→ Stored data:
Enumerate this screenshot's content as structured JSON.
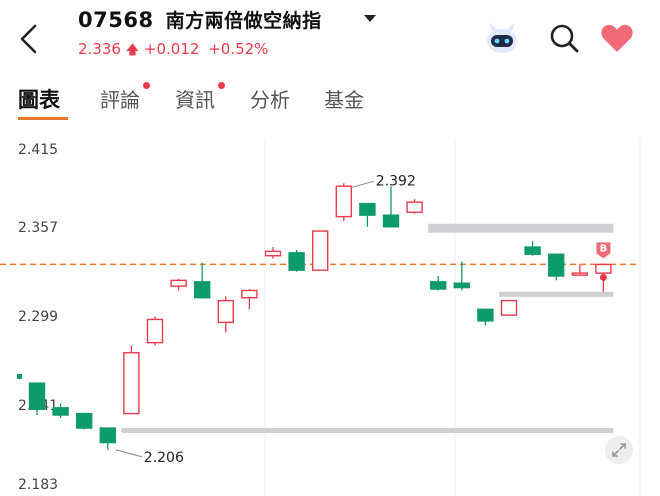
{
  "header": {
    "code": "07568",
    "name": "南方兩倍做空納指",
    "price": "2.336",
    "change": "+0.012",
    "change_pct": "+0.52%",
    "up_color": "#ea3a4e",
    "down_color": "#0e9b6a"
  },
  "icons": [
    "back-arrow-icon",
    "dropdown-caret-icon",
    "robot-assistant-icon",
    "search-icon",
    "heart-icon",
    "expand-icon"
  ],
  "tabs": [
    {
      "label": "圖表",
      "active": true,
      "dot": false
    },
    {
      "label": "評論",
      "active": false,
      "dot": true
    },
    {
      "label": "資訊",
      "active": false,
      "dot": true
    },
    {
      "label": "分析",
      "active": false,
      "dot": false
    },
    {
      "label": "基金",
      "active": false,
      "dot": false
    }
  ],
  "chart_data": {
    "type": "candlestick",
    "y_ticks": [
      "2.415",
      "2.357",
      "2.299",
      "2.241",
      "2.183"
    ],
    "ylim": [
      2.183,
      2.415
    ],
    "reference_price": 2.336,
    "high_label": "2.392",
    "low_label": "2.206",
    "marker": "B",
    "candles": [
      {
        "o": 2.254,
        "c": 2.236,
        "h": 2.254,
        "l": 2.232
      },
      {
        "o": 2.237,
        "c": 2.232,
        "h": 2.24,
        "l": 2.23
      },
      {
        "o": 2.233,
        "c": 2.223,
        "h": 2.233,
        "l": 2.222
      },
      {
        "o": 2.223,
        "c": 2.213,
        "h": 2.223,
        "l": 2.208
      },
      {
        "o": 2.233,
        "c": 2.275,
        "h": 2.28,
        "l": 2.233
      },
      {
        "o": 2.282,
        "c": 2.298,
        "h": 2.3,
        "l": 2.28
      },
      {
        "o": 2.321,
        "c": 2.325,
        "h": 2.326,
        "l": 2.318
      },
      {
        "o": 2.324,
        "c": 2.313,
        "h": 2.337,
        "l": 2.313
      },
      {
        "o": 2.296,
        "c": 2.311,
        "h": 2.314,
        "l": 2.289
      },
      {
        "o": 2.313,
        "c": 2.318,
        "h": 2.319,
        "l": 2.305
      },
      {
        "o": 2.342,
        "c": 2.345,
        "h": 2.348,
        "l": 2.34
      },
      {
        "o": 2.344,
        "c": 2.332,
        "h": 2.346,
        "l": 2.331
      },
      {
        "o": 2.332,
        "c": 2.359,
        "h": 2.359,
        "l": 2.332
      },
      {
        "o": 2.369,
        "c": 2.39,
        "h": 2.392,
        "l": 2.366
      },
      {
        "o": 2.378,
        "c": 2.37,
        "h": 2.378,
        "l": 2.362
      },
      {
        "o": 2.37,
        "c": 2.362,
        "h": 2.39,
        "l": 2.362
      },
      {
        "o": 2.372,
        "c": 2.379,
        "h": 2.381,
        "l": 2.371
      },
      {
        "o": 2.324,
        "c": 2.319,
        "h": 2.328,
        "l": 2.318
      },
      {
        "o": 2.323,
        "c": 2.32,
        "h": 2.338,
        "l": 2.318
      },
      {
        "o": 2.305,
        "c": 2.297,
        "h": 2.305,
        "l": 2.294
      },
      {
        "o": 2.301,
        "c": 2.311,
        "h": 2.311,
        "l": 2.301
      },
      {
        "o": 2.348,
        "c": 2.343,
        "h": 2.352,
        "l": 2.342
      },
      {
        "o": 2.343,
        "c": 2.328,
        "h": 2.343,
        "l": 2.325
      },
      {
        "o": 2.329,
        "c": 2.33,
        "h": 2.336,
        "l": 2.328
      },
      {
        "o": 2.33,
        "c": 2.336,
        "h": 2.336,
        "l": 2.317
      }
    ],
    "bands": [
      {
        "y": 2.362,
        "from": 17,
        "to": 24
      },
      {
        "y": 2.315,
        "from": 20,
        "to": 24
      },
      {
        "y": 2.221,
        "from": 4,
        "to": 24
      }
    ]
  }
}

→ Exercise details: Output all the records, word for word, with no pictures in the copy.

→ Full output:
Enumerate this screenshot's content as structured JSON.
{
  "header": {
    "code": "07568",
    "name": "南方兩倍做空納指",
    "price": "2.336",
    "change": "+0.012",
    "change_pct": "+0.52%",
    "up_color": "#ea3a4e",
    "down_color": "#0e9b6a"
  },
  "icons": [
    "back-arrow-icon",
    "dropdown-caret-icon",
    "robot-assistant-icon",
    "search-icon",
    "heart-icon",
    "expand-icon"
  ],
  "tabs": [
    {
      "label": "圖表",
      "active": true,
      "dot": false
    },
    {
      "label": "評論",
      "active": false,
      "dot": true
    },
    {
      "label": "資訊",
      "active": false,
      "dot": true
    },
    {
      "label": "分析",
      "active": false,
      "dot": false
    },
    {
      "label": "基金",
      "active": false,
      "dot": false
    }
  ],
  "chart_data": {
    "type": "candlestick",
    "y_ticks": [
      "2.415",
      "2.357",
      "2.299",
      "2.241",
      "2.183"
    ],
    "ylim": [
      2.183,
      2.415
    ],
    "reference_price": 2.336,
    "high_label": "2.392",
    "low_label": "2.206",
    "marker": "B",
    "candles": [
      {
        "o": 2.254,
        "c": 2.236,
        "h": 2.254,
        "l": 2.232
      },
      {
        "o": 2.237,
        "c": 2.232,
        "h": 2.24,
        "l": 2.23
      },
      {
        "o": 2.233,
        "c": 2.223,
        "h": 2.233,
        "l": 2.222
      },
      {
        "o": 2.223,
        "c": 2.213,
        "h": 2.223,
        "l": 2.208
      },
      {
        "o": 2.233,
        "c": 2.275,
        "h": 2.28,
        "l": 2.233
      },
      {
        "o": 2.282,
        "c": 2.298,
        "h": 2.3,
        "l": 2.28
      },
      {
        "o": 2.321,
        "c": 2.325,
        "h": 2.326,
        "l": 2.318
      },
      {
        "o": 2.324,
        "c": 2.313,
        "h": 2.337,
        "l": 2.313
      },
      {
        "o": 2.296,
        "c": 2.311,
        "h": 2.314,
        "l": 2.289
      },
      {
        "o": 2.313,
        "c": 2.318,
        "h": 2.319,
        "l": 2.305
      },
      {
        "o": 2.342,
        "c": 2.345,
        "h": 2.348,
        "l": 2.34
      },
      {
        "o": 2.344,
        "c": 2.332,
        "h": 2.346,
        "l": 2.331
      },
      {
        "o": 2.332,
        "c": 2.359,
        "h": 2.359,
        "l": 2.332
      },
      {
        "o": 2.369,
        "c": 2.39,
        "h": 2.392,
        "l": 2.366
      },
      {
        "o": 2.378,
        "c": 2.37,
        "h": 2.378,
        "l": 2.362
      },
      {
        "o": 2.37,
        "c": 2.362,
        "h": 2.39,
        "l": 2.362
      },
      {
        "o": 2.372,
        "c": 2.379,
        "h": 2.381,
        "l": 2.371
      },
      {
        "o": 2.324,
        "c": 2.319,
        "h": 2.328,
        "l": 2.318
      },
      {
        "o": 2.323,
        "c": 2.32,
        "h": 2.338,
        "l": 2.318
      },
      {
        "o": 2.305,
        "c": 2.297,
        "h": 2.305,
        "l": 2.294
      },
      {
        "o": 2.301,
        "c": 2.311,
        "h": 2.311,
        "l": 2.301
      },
      {
        "o": 2.348,
        "c": 2.343,
        "h": 2.352,
        "l": 2.342
      },
      {
        "o": 2.343,
        "c": 2.328,
        "h": 2.343,
        "l": 2.325
      },
      {
        "o": 2.329,
        "c": 2.33,
        "h": 2.336,
        "l": 2.328
      },
      {
        "o": 2.33,
        "c": 2.336,
        "h": 2.336,
        "l": 2.317
      }
    ],
    "bands": [
      {
        "y": 2.362,
        "from": 17,
        "to": 24
      },
      {
        "y": 2.315,
        "from": 20,
        "to": 24
      },
      {
        "y": 2.221,
        "from": 4,
        "to": 24
      }
    ]
  }
}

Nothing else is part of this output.